(Provided information)
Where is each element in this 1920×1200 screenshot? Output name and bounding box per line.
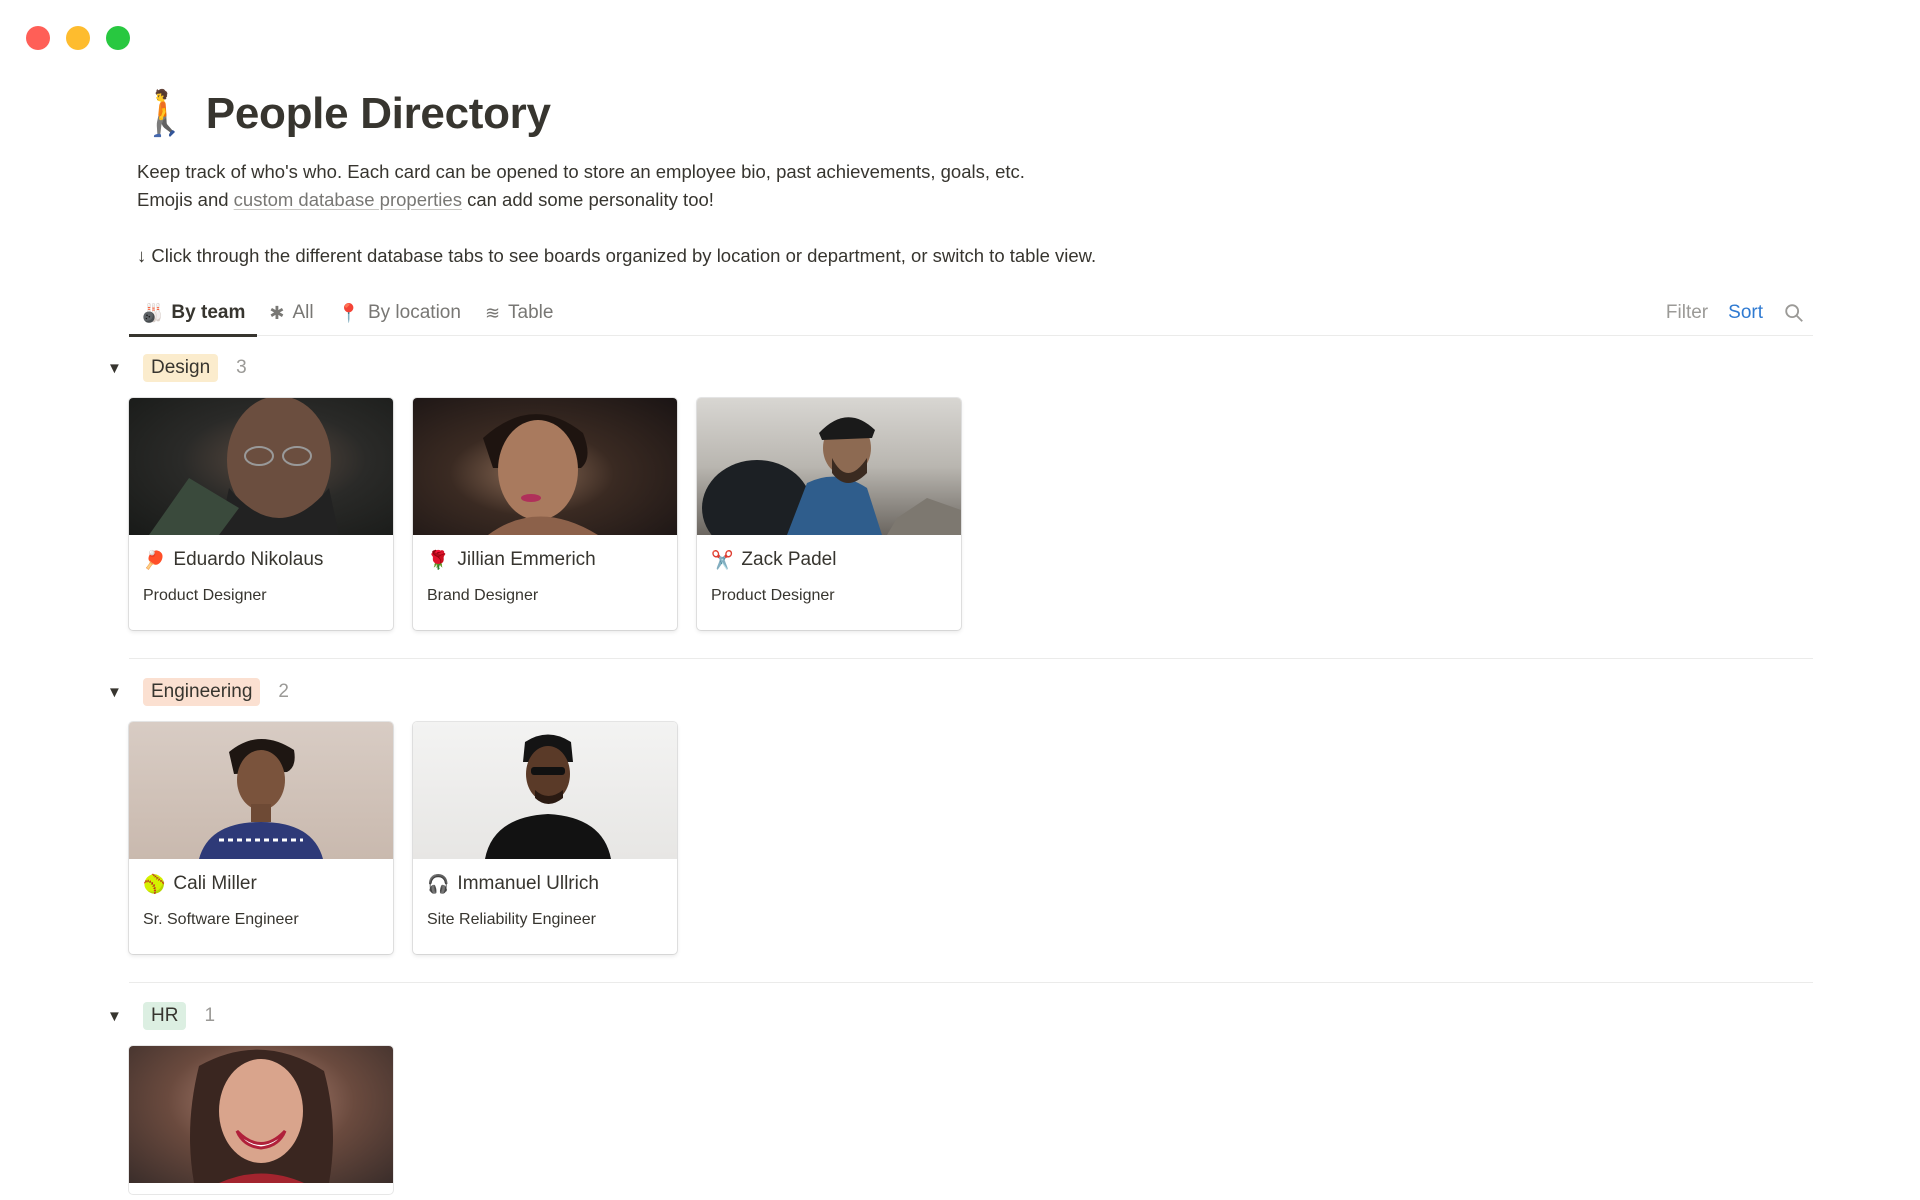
group-header: ▼ HR 1 xyxy=(107,1000,1813,1032)
person-photo xyxy=(129,1046,393,1183)
person-name: Cali Miller xyxy=(173,873,257,894)
card-title-row: 🌹 Jillian Emmerich xyxy=(413,535,677,573)
zoom-window-button[interactable] xyxy=(106,26,130,50)
card-title-row: 🎧 Immanuel Ullrich xyxy=(413,859,677,897)
person-card[interactable] xyxy=(129,1046,393,1194)
person-name: Immanuel Ullrich xyxy=(457,873,599,894)
person-role: Sr. Software Engineer xyxy=(143,911,299,928)
window-controls xyxy=(26,26,130,50)
filter-button[interactable]: Filter xyxy=(1666,302,1708,324)
person-role: Brand Designer xyxy=(427,587,539,604)
description-line-2-pre: Emojis and xyxy=(137,189,234,210)
group-divider xyxy=(129,982,1813,983)
person-role: Site Reliability Engineer xyxy=(427,911,596,928)
group-tag[interactable]: Design xyxy=(143,354,219,382)
rose-icon: 🌹 xyxy=(427,550,450,570)
person-card[interactable]: 🏓 Eduardo Nikolaus Product Designer xyxy=(129,398,393,630)
walking-person-icon[interactable]: 🚶 xyxy=(137,92,192,136)
pin-icon: 📍 xyxy=(337,302,360,323)
close-window-button[interactable] xyxy=(26,26,50,50)
description-line-3: ↓ Click through the different database t… xyxy=(137,245,1097,266)
person-photo xyxy=(129,722,393,859)
description-line-1: Keep track of who's who. Each card can b… xyxy=(137,161,1025,182)
softball-icon: 🥎 xyxy=(143,874,166,894)
page-title[interactable]: People Directory xyxy=(206,89,551,139)
collapse-caret-icon[interactable]: ▼ xyxy=(107,684,129,701)
person-card[interactable]: 🎧 Immanuel Ullrich Site Reliability Engi… xyxy=(413,722,677,954)
card-list: 🥎 Cali Miller Sr. Software Engineer 🎧 Im… xyxy=(129,722,677,954)
group-hr: ▼ HR 1 xyxy=(107,1000,1813,1194)
bowling-icon: 🎳 xyxy=(141,302,164,323)
group-engineering: ▼ Engineering 2 🥎 Cali Miller Sr. Softwa… xyxy=(107,676,1813,983)
page-header: 🚶 People Directory Keep track of who's w… xyxy=(137,84,1813,270)
person-photo xyxy=(129,398,393,535)
group-tag[interactable]: HR xyxy=(143,1002,187,1030)
page-description: Keep track of who's who. Each card can b… xyxy=(137,158,1813,270)
card-title-row: 🏓 Eduardo Nikolaus xyxy=(129,535,393,573)
group-header: ▼ Engineering 2 xyxy=(107,676,1813,708)
database-view-tabs: 🎳 By team ✱ All 📍 By location ≋ Table Fi… xyxy=(129,290,1813,337)
card-title-row: 🥎 Cali Miller xyxy=(129,859,393,897)
title-row: 🚶 People Directory xyxy=(137,84,1813,144)
collapse-caret-icon[interactable]: ▼ xyxy=(107,1008,129,1025)
person-card[interactable]: ✂️ Zack Padel Product Designer xyxy=(697,398,961,630)
person-role: Product Designer xyxy=(711,587,835,604)
minimize-window-button[interactable] xyxy=(66,26,90,50)
person-name: Zack Padel xyxy=(741,549,837,570)
person-card[interactable]: 🌹 Jillian Emmerich Brand Designer xyxy=(413,398,677,630)
headphones-icon: 🎧 xyxy=(427,874,450,894)
tab-by-location[interactable]: 📍 By location xyxy=(326,290,473,336)
group-design: ▼ Design 3 🏓 Eduardo Nikolaus Product De… xyxy=(107,352,1813,659)
group-count: 2 xyxy=(278,681,289,702)
group-count: 3 xyxy=(236,357,247,378)
view-actions: Filter Sort xyxy=(1666,302,1813,324)
tab-label: All xyxy=(292,301,314,323)
tab-table[interactable]: ≋ Table xyxy=(473,290,566,336)
person-role: Product Designer xyxy=(143,587,267,604)
scissors-icon: ✂️ xyxy=(711,550,734,570)
card-list xyxy=(129,1046,393,1194)
sort-button[interactable]: Sort xyxy=(1728,302,1763,324)
custom-database-properties-link[interactable]: custom database properties xyxy=(234,189,462,210)
ping-pong-icon: 🏓 xyxy=(143,550,166,570)
tab-label: By location xyxy=(367,301,461,323)
tab-by-team[interactable]: 🎳 By team xyxy=(129,290,258,337)
person-name: Jillian Emmerich xyxy=(457,549,596,570)
person-photo xyxy=(697,398,961,535)
person-card[interactable]: 🥎 Cali Miller Sr. Software Engineer xyxy=(129,722,393,954)
description-line-2: Emojis and custom database properties ca… xyxy=(137,186,1813,214)
tab-all[interactable]: ✱ All xyxy=(257,290,325,336)
person-photo xyxy=(413,398,677,535)
table-wave-icon: ≋ xyxy=(484,302,501,323)
person-name: Eduardo Nikolaus xyxy=(173,549,324,570)
asterisk-icon: ✱ xyxy=(269,302,285,323)
group-divider xyxy=(129,658,1813,659)
description-line-2-post: can add some personality too! xyxy=(461,189,714,210)
card-title-row: ✂️ Zack Padel xyxy=(697,535,961,573)
card-list: 🏓 Eduardo Nikolaus Product Designer 🌹 Ji… xyxy=(129,398,961,630)
tab-label: By team xyxy=(171,301,246,323)
search-icon[interactable] xyxy=(1783,302,1805,324)
person-photo xyxy=(413,722,677,859)
group-count: 1 xyxy=(204,1005,216,1026)
group-tag[interactable]: Engineering xyxy=(143,678,261,706)
collapse-caret-icon[interactable]: ▼ xyxy=(107,360,129,377)
group-header: ▼ Design 3 xyxy=(107,352,1813,384)
tab-label: Table xyxy=(508,301,554,323)
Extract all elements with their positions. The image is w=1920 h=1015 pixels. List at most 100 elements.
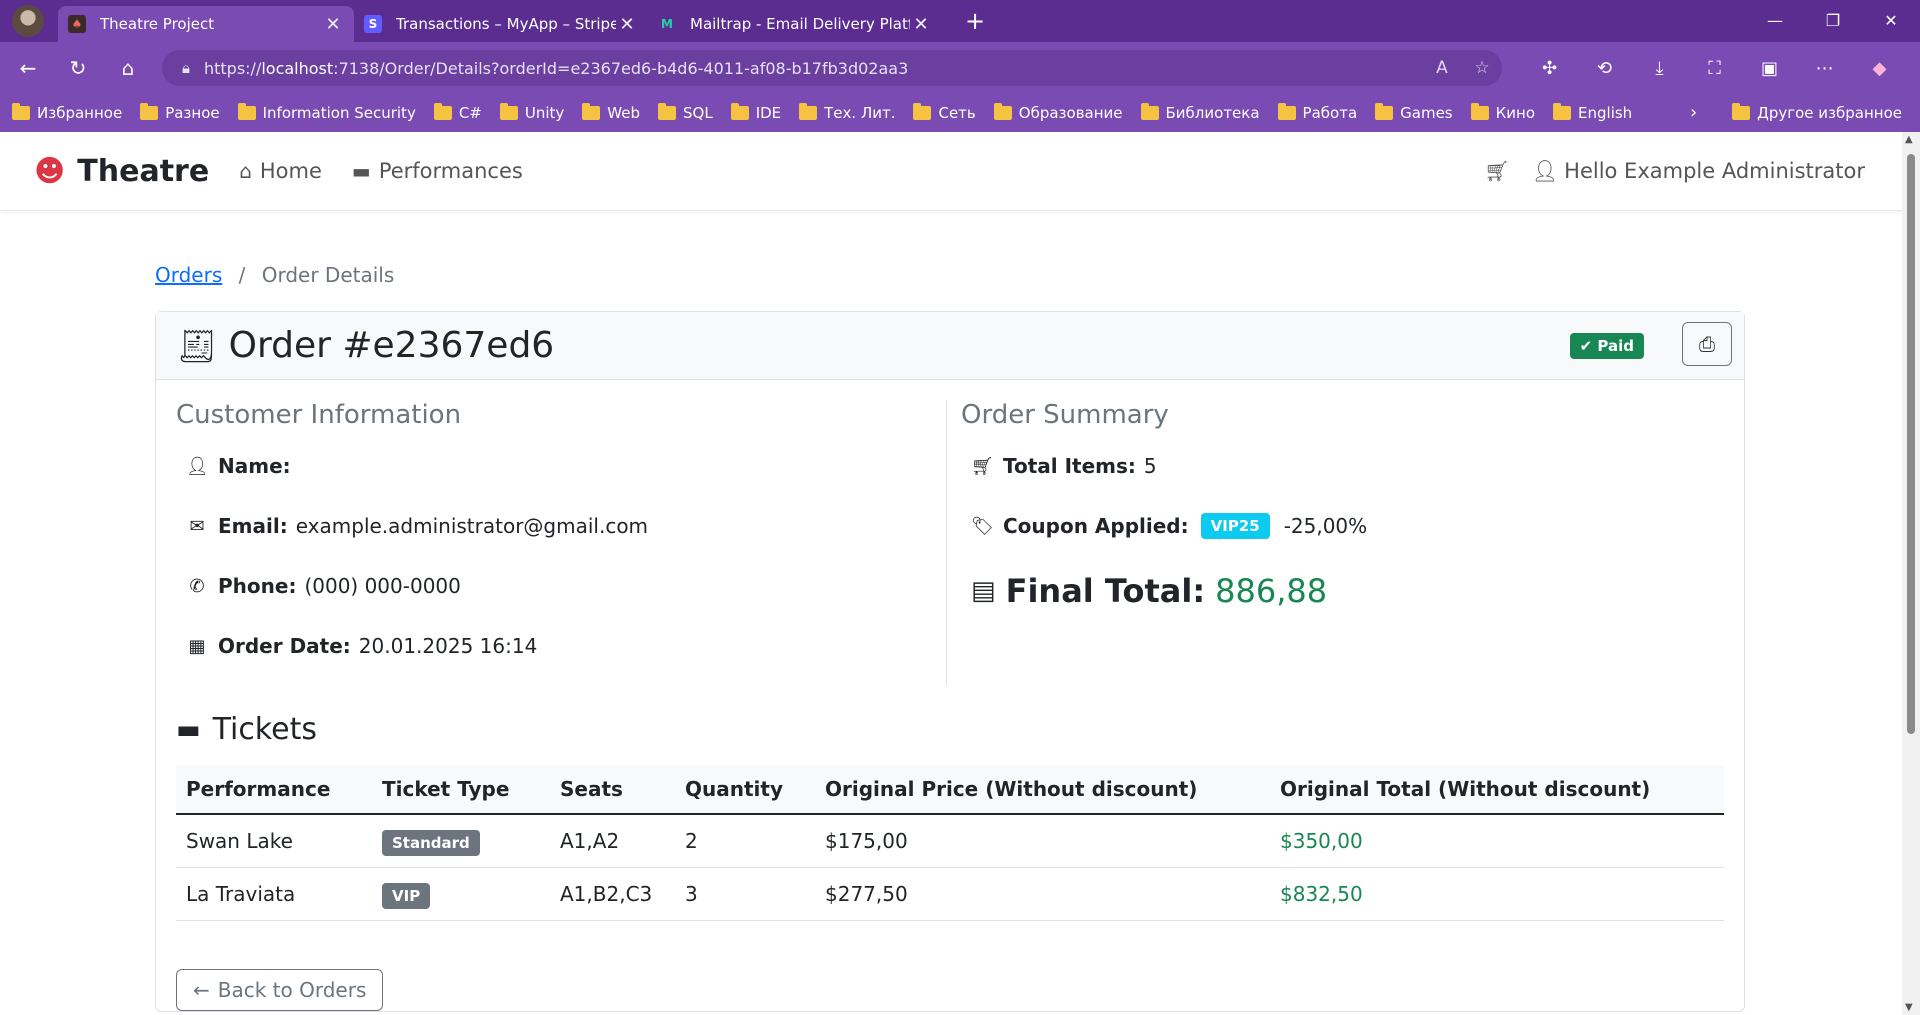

(Task) Rewrite every line of the records above as a numbered list, skipping blank lines and leaving out the pictures.

(Final result)
1. Where is each element in this 1920×1200 screenshot? Output name and bounding box per line.
2. group-header: ▼ HR 1 xyxy=(107,1000,1813,1032)
3. person-photo xyxy=(129,1046,393,1183)
4. person-name: Cali Miller xyxy=(173,873,257,894)
5. card-title-row: 🌹 Jillian Emmerich xyxy=(413,535,677,573)
6. zoom-window-button[interactable] xyxy=(106,26,130,50)
7. card-title-row: 🎧 Immanuel Ullrich xyxy=(413,859,677,897)
8. person-card[interactable] xyxy=(129,1046,393,1194)
9. person-name: Immanuel Ullrich xyxy=(457,873,599,894)
10. person-role: Sr. Software Engineer xyxy=(143,911,299,928)
11. window-controls xyxy=(26,26,130,50)
12. filter-button[interactable]: Filter xyxy=(1666,302,1708,324)
13. person-role: Brand Designer xyxy=(427,587,539,604)
14. description-line-2-pre: Emojis and xyxy=(137,189,234,210)
15. group-divider xyxy=(129,982,1813,983)
16. person-role: Site Reliability Engineer xyxy=(427,911,596,928)
17. group-tag[interactable]: Design xyxy=(143,354,219,382)
18. rose-icon: 🌹 xyxy=(427,550,450,570)
19. person-card[interactable]: 🏓 Eduardo Nikolaus Product Designer xyxy=(129,398,393,630)
20. walking-person-icon[interactable]: 🚶 xyxy=(137,92,192,136)
21. pin-icon: 📍 xyxy=(337,302,360,323)
22. close-window-button[interactable] xyxy=(26,26,50,50)
23. description-line-3: ↓ Click through the different database t… xyxy=(137,245,1097,266)
24. person-photo xyxy=(129,722,393,859)
25. description-line-1: Keep track of who's who. Each card can b… xyxy=(137,161,1025,182)
26. softball-icon: 🥎 xyxy=(143,874,166,894)
27. page-title[interactable]: People Directory xyxy=(206,89,551,139)
28. collapse-caret-icon[interactable]: ▼ xyxy=(107,684,129,701)
29. person-card[interactable]: 🎧 Immanuel Ullrich Site Reliability Engi… xyxy=(413,722,677,954)
30. card-list: 🥎 Cali Miller Sr. Software Engineer 🎧 Im… xyxy=(129,722,677,954)
31. group-hr: ▼ HR 1 xyxy=(107,1000,1813,1194)
32. bowling-icon: 🎳 xyxy=(141,302,164,323)
33. group-engineering: ▼ Engineering 2 🥎 Cali Miller Sr. Softwa… xyxy=(107,676,1813,983)
34. page-header: 🚶 People Directory Keep track of who's w… xyxy=(137,84,1813,270)
35. person-photo xyxy=(129,398,393,535)
36. group-tag[interactable]: HR xyxy=(143,1002,187,1030)
37. page-description: Keep track of who's who. Each card can b… xyxy=(137,158,1813,270)
38. card-title-row: 🏓 Eduardo Nikolaus xyxy=(129,535,393,573)
39. group-header: ▼ Engineering 2 xyxy=(107,676,1813,708)
40. database-view-tabs: 🎳 By team ✱ All 📍 By location ≋ Table Fi… xyxy=(129,290,1813,337)
41. card-title-row: 🥎 Cali Miller xyxy=(129,859,393,897)
42. title-row: 🚶 People Directory xyxy=(137,84,1813,144)
43. collapse-caret-icon[interactable]: ▼ xyxy=(107,1008,129,1025)
44. person-card[interactable]: ✂️ Zack Padel Product Designer xyxy=(697,398,961,630)
45. person-role: Product Designer xyxy=(711,587,835,604)
46. minimize-window-button[interactable] xyxy=(66,26,90,50)
47. person-name: Zack Padel xyxy=(741,549,837,570)
48. person-card[interactable]: 🌹 Jillian Emmerich Brand Designer xyxy=(413,398,677,630)
49. headphones-icon: 🎧 xyxy=(427,874,450,894)
50. tab-by-location[interactable]: 📍 By location xyxy=(326,290,473,336)
51. group-design: ▼ Design 3 🏓 Eduardo Nikolaus Product De… xyxy=(107,352,1813,659)
52. group-count: 2 xyxy=(278,681,289,702)
53. group-count: 3 xyxy=(236,357,247,378)
54. view-actions: Filter Sort xyxy=(1666,302,1813,324)
55. tab-label: All xyxy=(292,301,314,323)
56. tab-table[interactable]: ≋ Table xyxy=(473,290,566,336)
57. person-role: Product Designer xyxy=(143,587,267,604)
58. scissors-icon: ✂️ xyxy=(711,550,734,570)
59. card-list xyxy=(129,1046,393,1194)
60. sort-button[interactable]: Sort xyxy=(1728,302,1763,324)
61. custom-database-properties-link[interactable]: custom database properties xyxy=(234,189,462,210)
62. ping-pong-icon: 🏓 xyxy=(143,550,166,570)
63. tab-label: By location xyxy=(367,301,461,323)
64. tab-by-team[interactable]: 🎳 By team xyxy=(129,290,258,337)
65. person-name: Jillian Emmerich xyxy=(457,549,596,570)
66. person-photo xyxy=(697,398,961,535)
67. person-card[interactable]: 🥎 Cali Miller Sr. Software Engineer xyxy=(129,722,393,954)
68. description-line-2: Emojis and custom database properties ca… xyxy=(137,186,1813,214)
69. tab-all[interactable]: ✱ All xyxy=(257,290,325,336)
70. person-photo xyxy=(413,398,677,535)
71. table-wave-icon: ≋ xyxy=(484,302,501,323)
72. person-name: Eduardo Nikolaus xyxy=(173,549,324,570)
73. asterisk-icon: ✱ xyxy=(269,302,285,323)
74. group-divider xyxy=(129,658,1813,659)
75. description-line-2-post: can add some personality too! xyxy=(461,189,714,210)
76. card-title-row: ✂️ Zack Padel xyxy=(697,535,961,573)
77. card-list: 🏓 Eduardo Nikolaus Product Designer 🌹 Ji… xyxy=(129,398,961,630)
78. tab-label: By team xyxy=(171,301,246,323)
79. search-icon[interactable] xyxy=(1783,302,1805,324)
80. person-photo xyxy=(413,722,677,859)
81. group-count: 1 xyxy=(204,1005,216,1026)
82. group-tag[interactable]: Engineering xyxy=(143,678,261,706)
83. collapse-caret-icon[interactable]: ▼ xyxy=(107,360,129,377)
84. group-header: ▼ Design 3 xyxy=(107,352,1813,384)
85. tab-label: Table xyxy=(508,301,554,323)
86. Extract all elements with their positions. The image is w=1920 h=1015 pixels. List at most 100 elements.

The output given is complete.